— Request —
Copy all records verbatim.

— Provided entries —
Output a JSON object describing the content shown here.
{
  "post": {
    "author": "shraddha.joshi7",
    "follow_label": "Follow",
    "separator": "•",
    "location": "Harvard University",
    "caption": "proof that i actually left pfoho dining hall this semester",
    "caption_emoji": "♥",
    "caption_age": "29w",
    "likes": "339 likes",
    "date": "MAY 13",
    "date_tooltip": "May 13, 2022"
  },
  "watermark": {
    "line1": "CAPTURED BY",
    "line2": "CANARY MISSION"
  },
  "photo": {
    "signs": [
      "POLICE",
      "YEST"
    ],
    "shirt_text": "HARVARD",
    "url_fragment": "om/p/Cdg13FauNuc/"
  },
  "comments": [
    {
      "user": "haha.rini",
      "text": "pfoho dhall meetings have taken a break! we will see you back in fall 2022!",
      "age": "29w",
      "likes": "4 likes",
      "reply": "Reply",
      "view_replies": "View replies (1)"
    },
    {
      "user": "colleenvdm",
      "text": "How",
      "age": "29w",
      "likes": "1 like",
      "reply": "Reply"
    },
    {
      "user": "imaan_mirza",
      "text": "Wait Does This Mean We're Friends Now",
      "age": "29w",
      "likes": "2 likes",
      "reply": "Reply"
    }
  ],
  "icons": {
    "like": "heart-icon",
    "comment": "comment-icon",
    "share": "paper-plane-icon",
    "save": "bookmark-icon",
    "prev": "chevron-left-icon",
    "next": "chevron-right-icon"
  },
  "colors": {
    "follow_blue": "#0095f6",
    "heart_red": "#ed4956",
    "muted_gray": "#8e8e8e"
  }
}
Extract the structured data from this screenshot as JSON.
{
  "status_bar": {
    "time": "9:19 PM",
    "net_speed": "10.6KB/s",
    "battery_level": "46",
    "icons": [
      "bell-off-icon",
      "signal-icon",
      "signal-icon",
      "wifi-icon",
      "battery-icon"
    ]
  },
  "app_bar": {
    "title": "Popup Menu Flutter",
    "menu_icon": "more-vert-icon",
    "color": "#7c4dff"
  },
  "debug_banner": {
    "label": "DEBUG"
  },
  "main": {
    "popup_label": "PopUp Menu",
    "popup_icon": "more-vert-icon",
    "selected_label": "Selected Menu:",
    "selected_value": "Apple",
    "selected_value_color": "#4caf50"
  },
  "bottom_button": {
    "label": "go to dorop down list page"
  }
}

— Response below —
Output a JSON object describing the content shown here.
{
  "post": {
    "author": "shraddha.joshi7",
    "follow_label": "Follow",
    "separator": "•",
    "location": "Harvard University",
    "caption": "proof that i actually left pfoho dining hall this semester",
    "caption_emoji": "♥",
    "caption_age": "29w",
    "likes": "339 likes",
    "date": "MAY 13",
    "date_tooltip": "May 13, 2022"
  },
  "watermark": {
    "line1": "CAPTURED BY",
    "line2": "CANARY MISSION"
  },
  "photo": {
    "signs": [
      "POLICE",
      "YEST"
    ],
    "shirt_text": "HARVARD",
    "url_fragment": "om/p/Cdg13FauNuc/"
  },
  "comments": [
    {
      "user": "haha.rini",
      "text": "pfoho dhall meetings have taken a break! we will see you back in fall 2022!",
      "age": "29w",
      "likes": "4 likes",
      "reply": "Reply",
      "view_replies": "View replies (1)"
    },
    {
      "user": "colleenvdm",
      "text": "How",
      "age": "29w",
      "likes": "1 like",
      "reply": "Reply"
    },
    {
      "user": "imaan_mirza",
      "text": "Wait Does This Mean We're Friends Now",
      "age": "29w",
      "likes": "2 likes",
      "reply": "Reply"
    }
  ],
  "icons": {
    "like": "heart-icon",
    "comment": "comment-icon",
    "share": "paper-plane-icon",
    "save": "bookmark-icon",
    "prev": "chevron-left-icon",
    "next": "chevron-right-icon"
  },
  "colors": {
    "follow_blue": "#0095f6",
    "heart_red": "#ed4956",
    "muted_gray": "#8e8e8e"
  }
}
Extract the structured data from this screenshot as JSON.
{
  "status_bar": {
    "time": "9:19 PM",
    "net_speed": "10.6KB/s",
    "battery_level": "46",
    "icons": [
      "bell-off-icon",
      "signal-icon",
      "signal-icon",
      "wifi-icon",
      "battery-icon"
    ]
  },
  "app_bar": {
    "title": "Popup Menu Flutter",
    "menu_icon": "more-vert-icon",
    "color": "#7c4dff"
  },
  "debug_banner": {
    "label": "DEBUG"
  },
  "main": {
    "popup_label": "PopUp Menu",
    "popup_icon": "more-vert-icon",
    "selected_label": "Selected Menu:",
    "selected_value": "Apple",
    "selected_value_color": "#4caf50"
  },
  "bottom_button": {
    "label": "go to dorop down list page"
  }
}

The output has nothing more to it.